BEGIN
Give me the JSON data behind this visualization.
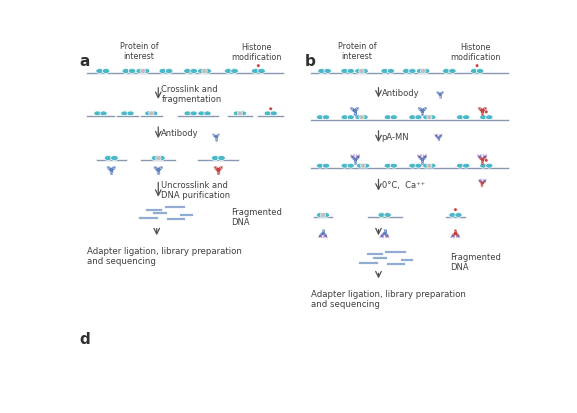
{
  "background_color": "#ffffff",
  "teal_color": "#4ab8c8",
  "gray_color": "#c0bfbf",
  "blue_antibody": "#6080c0",
  "red_antibody": "#c84040",
  "purple_pAmn": "#8060b0",
  "dna_line_color": "#90acd0",
  "text_color": "#404040",
  "arrow_color": "#505050",
  "panel_a_label": "a",
  "panel_b_label": "b",
  "panel_d_label": "d",
  "label_protein": "Protein of\ninterest",
  "label_histone": "Histone\nmodification",
  "label_crosslink": "Crosslink and\nfragmentation",
  "label_antibody": "Antibody",
  "label_uncrosslink": "Uncrosslink and\nDNA purification",
  "label_frag_dna": "Fragmented\nDNA",
  "label_adapter": "Adapter ligation, library preparation\nand sequencing",
  "label_pAmn": "pA-MN",
  "label_0c": "0°C,  Ca⁺⁺"
}
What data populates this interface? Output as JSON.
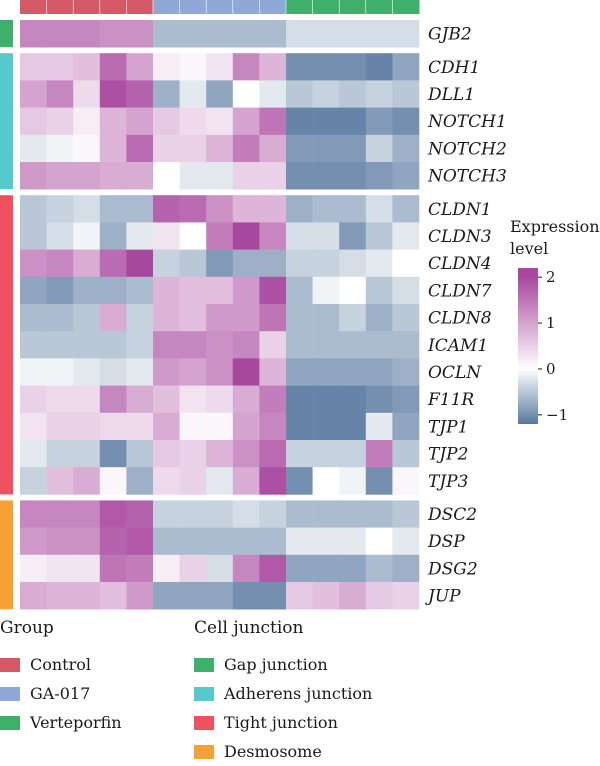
{
  "chart_data": {
    "type": "heatmap",
    "n_columns": 15,
    "column_groups": [
      "Control",
      "Control",
      "Control",
      "Control",
      "Control",
      "GA-017",
      "GA-017",
      "GA-017",
      "GA-017",
      "GA-017",
      "Verteporfin",
      "Verteporfin",
      "Verteporfin",
      "Verteporfin",
      "Verteporfin"
    ],
    "row_blocks": [
      {
        "junction": "Gap junction",
        "genes": [
          {
            "name": "GJB2",
            "values": [
              1.3,
              1.3,
              1.3,
              1.2,
              1.2,
              -0.6,
              -0.6,
              -0.6,
              -0.6,
              -0.6,
              -0.3,
              -0.3,
              -0.3,
              -0.3,
              -0.3
            ]
          }
        ]
      },
      {
        "junction": "Adherens junction",
        "genes": [
          {
            "name": "CDH1",
            "values": [
              0.6,
              0.6,
              0.7,
              1.6,
              1.0,
              0.2,
              0.1,
              0.3,
              1.3,
              0.8,
              -1.0,
              -1.0,
              -1.0,
              -1.1,
              -0.8
            ]
          },
          {
            "name": "DLL1",
            "values": [
              1.0,
              1.3,
              0.4,
              1.9,
              1.7,
              -0.7,
              -0.2,
              -0.8,
              0.0,
              -0.2,
              -0.5,
              -0.4,
              -0.5,
              -0.4,
              -0.5
            ]
          },
          {
            "name": "NOTCH1",
            "values": [
              0.6,
              0.5,
              0.2,
              0.8,
              1.0,
              0.6,
              0.4,
              0.3,
              1.0,
              1.5,
              -1.1,
              -1.1,
              -1.1,
              -0.9,
              -1.0
            ]
          },
          {
            "name": "NOTCH2",
            "values": [
              -0.2,
              -0.1,
              0.1,
              0.8,
              1.6,
              0.5,
              0.5,
              0.8,
              1.4,
              0.9,
              -0.9,
              -0.9,
              -0.9,
              -0.4,
              -0.7
            ]
          },
          {
            "name": "NOTCH3",
            "values": [
              1.1,
              1.0,
              1.0,
              0.9,
              0.9,
              0.0,
              -0.2,
              -0.2,
              0.5,
              0.5,
              -1.0,
              -1.0,
              -1.0,
              -0.9,
              -0.8
            ]
          }
        ]
      },
      {
        "junction": "Tight junction",
        "genes": [
          {
            "name": "CLDN1",
            "values": [
              -0.5,
              -0.4,
              -0.3,
              -0.6,
              -0.6,
              1.7,
              1.6,
              1.2,
              0.8,
              0.8,
              -0.7,
              -0.6,
              -0.6,
              -0.3,
              -0.6
            ]
          },
          {
            "name": "CLDN3",
            "values": [
              -0.5,
              -0.3,
              -0.1,
              -0.7,
              -0.2,
              0.3,
              0.0,
              1.4,
              2.0,
              1.3,
              -0.3,
              -0.3,
              -0.9,
              -0.5,
              -0.2
            ]
          },
          {
            "name": "CLDN4",
            "values": [
              1.2,
              1.3,
              0.9,
              1.6,
              2.0,
              -0.4,
              -0.5,
              -0.9,
              -0.7,
              -0.7,
              -0.4,
              -0.4,
              -0.3,
              -0.2,
              0.0
            ]
          },
          {
            "name": "CLDN7",
            "values": [
              -0.8,
              -0.9,
              -0.7,
              -0.7,
              -0.6,
              0.8,
              0.7,
              0.7,
              1.1,
              1.9,
              -0.6,
              -0.1,
              0.0,
              -0.5,
              -0.3
            ]
          },
          {
            "name": "CLDN8",
            "values": [
              -0.6,
              -0.6,
              -0.5,
              0.9,
              -0.4,
              0.8,
              0.7,
              1.1,
              1.1,
              1.5,
              -0.6,
              -0.6,
              -0.4,
              -0.7,
              -0.5
            ]
          },
          {
            "name": "ICAM1",
            "values": [
              -0.5,
              -0.5,
              -0.5,
              -0.5,
              -0.4,
              1.3,
              1.3,
              1.2,
              1.3,
              0.5,
              -0.6,
              -0.6,
              -0.6,
              -0.6,
              -0.6
            ]
          },
          {
            "name": "OCLN",
            "values": [
              -0.1,
              -0.1,
              -0.2,
              -0.3,
              -0.2,
              1.1,
              1.0,
              1.2,
              2.0,
              0.8,
              -0.8,
              -0.8,
              -0.8,
              -0.8,
              -0.7
            ]
          },
          {
            "name": "F11R",
            "values": [
              0.5,
              0.4,
              0.4,
              1.3,
              0.9,
              0.7,
              0.3,
              0.4,
              0.9,
              1.4,
              -1.1,
              -1.1,
              -1.1,
              -1.0,
              -0.9
            ]
          },
          {
            "name": "TJP1",
            "values": [
              0.3,
              0.5,
              0.5,
              0.4,
              0.4,
              0.9,
              0.1,
              0.1,
              1.0,
              1.3,
              -1.1,
              -1.1,
              -1.1,
              -0.2,
              -0.8
            ]
          },
          {
            "name": "TJP2",
            "values": [
              -0.2,
              -0.4,
              -0.4,
              -1.0,
              -0.5,
              0.6,
              0.5,
              0.8,
              1.2,
              1.6,
              -0.4,
              -0.4,
              -0.4,
              1.4,
              -0.5
            ]
          },
          {
            "name": "TJP3",
            "values": [
              -0.4,
              0.7,
              0.9,
              0.1,
              -0.7,
              0.4,
              0.5,
              -0.2,
              0.9,
              1.9,
              -1.0,
              0.0,
              -0.1,
              -1.0,
              0.1
            ]
          }
        ]
      },
      {
        "junction": "Desmosome",
        "genes": [
          {
            "name": "DSC2",
            "values": [
              1.3,
              1.3,
              1.3,
              1.8,
              1.7,
              -0.4,
              -0.4,
              -0.4,
              -0.3,
              -0.4,
              -0.6,
              -0.6,
              -0.6,
              -0.6,
              -0.5
            ]
          },
          {
            "name": "DSP",
            "values": [
              1.1,
              1.2,
              1.2,
              1.7,
              1.8,
              -0.6,
              -0.6,
              -0.6,
              -0.6,
              -0.6,
              -0.2,
              -0.2,
              -0.2,
              0.0,
              -0.2
            ]
          },
          {
            "name": "DSG2",
            "values": [
              0.2,
              0.3,
              0.3,
              1.5,
              1.4,
              0.2,
              0.5,
              -0.3,
              1.3,
              1.8,
              -0.8,
              -0.8,
              -0.8,
              -0.6,
              -0.7
            ]
          },
          {
            "name": "JUP",
            "values": [
              0.9,
              0.8,
              0.8,
              0.7,
              1.1,
              -0.8,
              -0.8,
              -0.8,
              -1.0,
              -1.0,
              0.6,
              0.7,
              0.9,
              0.6,
              0.5
            ]
          }
        ]
      }
    ],
    "color_scale": {
      "title_lines": [
        "Expression",
        "level"
      ],
      "min": -1.2,
      "max": 2.2,
      "ticks": [
        2,
        1,
        0,
        -1
      ],
      "tick_labels": [
        "2",
        "1",
        "0",
        "−1"
      ],
      "low_color": "#5878a0",
      "mid_color": "#ffffff",
      "high_color": "#a8479e"
    },
    "legend_group": {
      "title": "Group",
      "items": [
        {
          "label": "Control",
          "color": "#d45a68"
        },
        {
          "label": "GA-017",
          "color": "#8fa9d6"
        },
        {
          "label": "Verteporfin",
          "color": "#3eb06a"
        }
      ]
    },
    "legend_junction": {
      "title": "Cell junction",
      "items": [
        {
          "label": "Gap junction",
          "color": "#3eb06a"
        },
        {
          "label": "Adherens junction",
          "color": "#56c9cf"
        },
        {
          "label": "Tight junction",
          "color": "#ef5160"
        },
        {
          "label": "Desmosome",
          "color": "#f7a034"
        }
      ]
    }
  }
}
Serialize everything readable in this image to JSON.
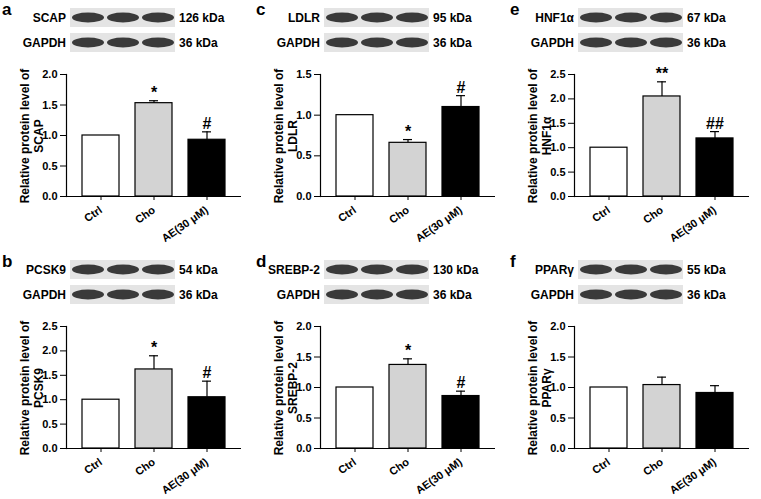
END
ACTIVITY: Report the number of lines in the listing that contain the word "Desmosome". No other words are permitted.

TASK OUTPUT: 2